DATASET ENTRIES:
--------

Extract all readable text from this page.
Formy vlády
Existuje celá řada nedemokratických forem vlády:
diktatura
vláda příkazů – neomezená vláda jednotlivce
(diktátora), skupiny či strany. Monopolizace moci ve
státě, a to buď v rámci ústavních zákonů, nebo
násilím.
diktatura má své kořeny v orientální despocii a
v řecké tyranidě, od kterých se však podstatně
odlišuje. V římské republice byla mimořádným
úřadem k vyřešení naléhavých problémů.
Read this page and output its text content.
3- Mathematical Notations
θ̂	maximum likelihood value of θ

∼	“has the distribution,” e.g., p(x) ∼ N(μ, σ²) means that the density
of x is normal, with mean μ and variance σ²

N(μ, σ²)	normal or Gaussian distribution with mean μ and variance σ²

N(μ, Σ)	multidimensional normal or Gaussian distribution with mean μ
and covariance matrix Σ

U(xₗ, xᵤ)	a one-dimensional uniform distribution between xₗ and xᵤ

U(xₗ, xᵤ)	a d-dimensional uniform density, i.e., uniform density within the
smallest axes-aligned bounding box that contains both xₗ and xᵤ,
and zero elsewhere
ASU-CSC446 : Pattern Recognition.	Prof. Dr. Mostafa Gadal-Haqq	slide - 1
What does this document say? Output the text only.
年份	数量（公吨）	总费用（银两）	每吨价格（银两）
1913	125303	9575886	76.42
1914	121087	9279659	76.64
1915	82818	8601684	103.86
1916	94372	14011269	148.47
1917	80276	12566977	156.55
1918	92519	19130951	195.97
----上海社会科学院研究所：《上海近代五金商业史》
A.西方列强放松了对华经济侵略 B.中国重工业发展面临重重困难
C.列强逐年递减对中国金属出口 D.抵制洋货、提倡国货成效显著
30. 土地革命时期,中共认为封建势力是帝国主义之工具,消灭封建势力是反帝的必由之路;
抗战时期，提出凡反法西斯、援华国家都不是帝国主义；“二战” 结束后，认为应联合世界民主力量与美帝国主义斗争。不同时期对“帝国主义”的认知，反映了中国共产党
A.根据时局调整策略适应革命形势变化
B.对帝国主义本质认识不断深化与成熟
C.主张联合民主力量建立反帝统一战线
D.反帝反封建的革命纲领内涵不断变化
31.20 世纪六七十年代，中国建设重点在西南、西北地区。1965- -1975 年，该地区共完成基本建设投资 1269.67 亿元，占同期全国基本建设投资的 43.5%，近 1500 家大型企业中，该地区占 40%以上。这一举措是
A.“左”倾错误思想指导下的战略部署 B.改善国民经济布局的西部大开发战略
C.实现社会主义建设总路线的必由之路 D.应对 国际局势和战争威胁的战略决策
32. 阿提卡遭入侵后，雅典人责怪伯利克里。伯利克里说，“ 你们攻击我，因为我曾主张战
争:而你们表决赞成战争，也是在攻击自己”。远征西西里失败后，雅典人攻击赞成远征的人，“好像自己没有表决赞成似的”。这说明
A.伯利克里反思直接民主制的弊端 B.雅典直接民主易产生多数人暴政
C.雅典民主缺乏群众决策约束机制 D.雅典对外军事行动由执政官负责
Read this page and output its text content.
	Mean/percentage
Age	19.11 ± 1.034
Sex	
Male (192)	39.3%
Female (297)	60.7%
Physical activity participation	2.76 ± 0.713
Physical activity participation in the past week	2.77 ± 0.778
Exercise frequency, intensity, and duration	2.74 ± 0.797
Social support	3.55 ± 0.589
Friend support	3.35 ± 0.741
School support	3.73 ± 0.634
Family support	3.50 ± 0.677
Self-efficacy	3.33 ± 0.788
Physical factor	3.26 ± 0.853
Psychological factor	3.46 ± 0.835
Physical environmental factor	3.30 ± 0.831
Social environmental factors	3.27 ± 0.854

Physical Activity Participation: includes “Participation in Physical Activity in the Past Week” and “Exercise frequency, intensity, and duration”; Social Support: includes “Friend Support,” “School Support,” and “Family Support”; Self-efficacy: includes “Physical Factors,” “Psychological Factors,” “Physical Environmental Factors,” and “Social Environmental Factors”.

--------

CHALLENGE:
Return the entries above exactly, each one complete.

RESULT OF THE TASK:
Extract all readable text from this page.
Formy vlády
Existuje celá řada nedemokratických forem vlády:
diktatura
vláda příkazů – neomezená vláda jednotlivce
(diktátora), skupiny či strany. Monopolizace moci ve
státě, a to buď v rámci ústavních zákonů, nebo
násilím.
diktatura má své kořeny v orientální despocii a
v řecké tyranidě, od kterých se však podstatně
odlišuje. V římské republice byla mimořádným
úřadem k vyřešení naléhavých problémů.
Read this page and output its text content.
3- Mathematical Notations
θ̂	maximum likelihood value of θ

∼	“has the distribution,” e.g., p(x) ∼ N(μ, σ²) means that the density
of x is normal, with mean μ and variance σ²

N(μ, σ²)	normal or Gaussian distribution with mean μ and variance σ²

N(μ, Σ)	multidimensional normal or Gaussian distribution with mean μ
and covariance matrix Σ

U(xₗ, xᵤ)	a one-dimensional uniform distribution between xₗ and xᵤ

U(xₗ, xᵤ)	a d-dimensional uniform density, i.e., uniform density within the
smallest axes-aligned bounding box that contains both xₗ and xᵤ,
and zero elsewhere
ASU-CSC446 : Pattern Recognition.	Prof. Dr. Mostafa Gadal-Haqq	slide - 1
What does this document say? Output the text only.
年份	数量（公吨）	总费用（银两）	每吨价格（银两）
1913	125303	9575886	76.42
1914	121087	9279659	76.64
1915	82818	8601684	103.86
1916	94372	14011269	148.47
1917	80276	12566977	156.55
1918	92519	19130951	195.97
----上海社会科学院研究所：《上海近代五金商业史》
A.西方列强放松了对华经济侵略 B.中国重工业发展面临重重困难
C.列强逐年递减对中国金属出口 D.抵制洋货、提倡国货成效显著
30. 土地革命时期,中共认为封建势力是帝国主义之工具,消灭封建势力是反帝的必由之路;
抗战时期，提出凡反法西斯、援华国家都不是帝国主义；“二战” 结束后，认为应联合世界民主力量与美帝国主义斗争。不同时期对“帝国主义”的认知，反映了中国共产党
A.根据时局调整策略适应革命形势变化
B.对帝国主义本质认识不断深化与成熟
C.主张联合民主力量建立反帝统一战线
D.反帝反封建的革命纲领内涵不断变化
31.20 世纪六七十年代，中国建设重点在西南、西北地区。1965- -1975 年，该地区共完成基本建设投资 1269.67 亿元，占同期全国基本建设投资的 43.5%，近 1500 家大型企业中，该地区占 40%以上。这一举措是
A.“左”倾错误思想指导下的战略部署 B.改善国民经济布局的西部大开发战略
C.实现社会主义建设总路线的必由之路 D.应对 国际局势和战争威胁的战略决策
32. 阿提卡遭入侵后，雅典人责怪伯利克里。伯利克里说，“ 你们攻击我，因为我曾主张战
争:而你们表决赞成战争，也是在攻击自己”。远征西西里失败后，雅典人攻击赞成远征的人，“好像自己没有表决赞成似的”。这说明
A.伯利克里反思直接民主制的弊端 B.雅典直接民主易产生多数人暴政
C.雅典民主缺乏群众决策约束机制 D.雅典对外军事行动由执政官负责
Read this page and output its text content.
	Mean/percentage
Age	19.11 ± 1.034
Sex	
Male (192)	39.3%
Female (297)	60.7%
Physical activity participation	2.76 ± 0.713
Physical activity participation in the past week	2.77 ± 0.778
Exercise frequency, intensity, and duration	2.74 ± 0.797
Social support	3.55 ± 0.589
Friend support	3.35 ± 0.741
School support	3.73 ± 0.634
Family support	3.50 ± 0.677
Self-efficacy	3.33 ± 0.788
Physical factor	3.26 ± 0.853
Psychological factor	3.46 ± 0.835
Physical environmental factor	3.30 ± 0.831
Social environmental factors	3.27 ± 0.854

Physical Activity Participation: includes “Participation in Physical Activity in the Past Week” and “Exercise frequency, intensity, and duration”; Social Support: includes “Friend Support,” “School Support,” and “Family Support”; Self-efficacy: includes “Physical Factors,” “Psychological Factors,” “Physical Environmental Factors,” and “Social Environmental Factors”.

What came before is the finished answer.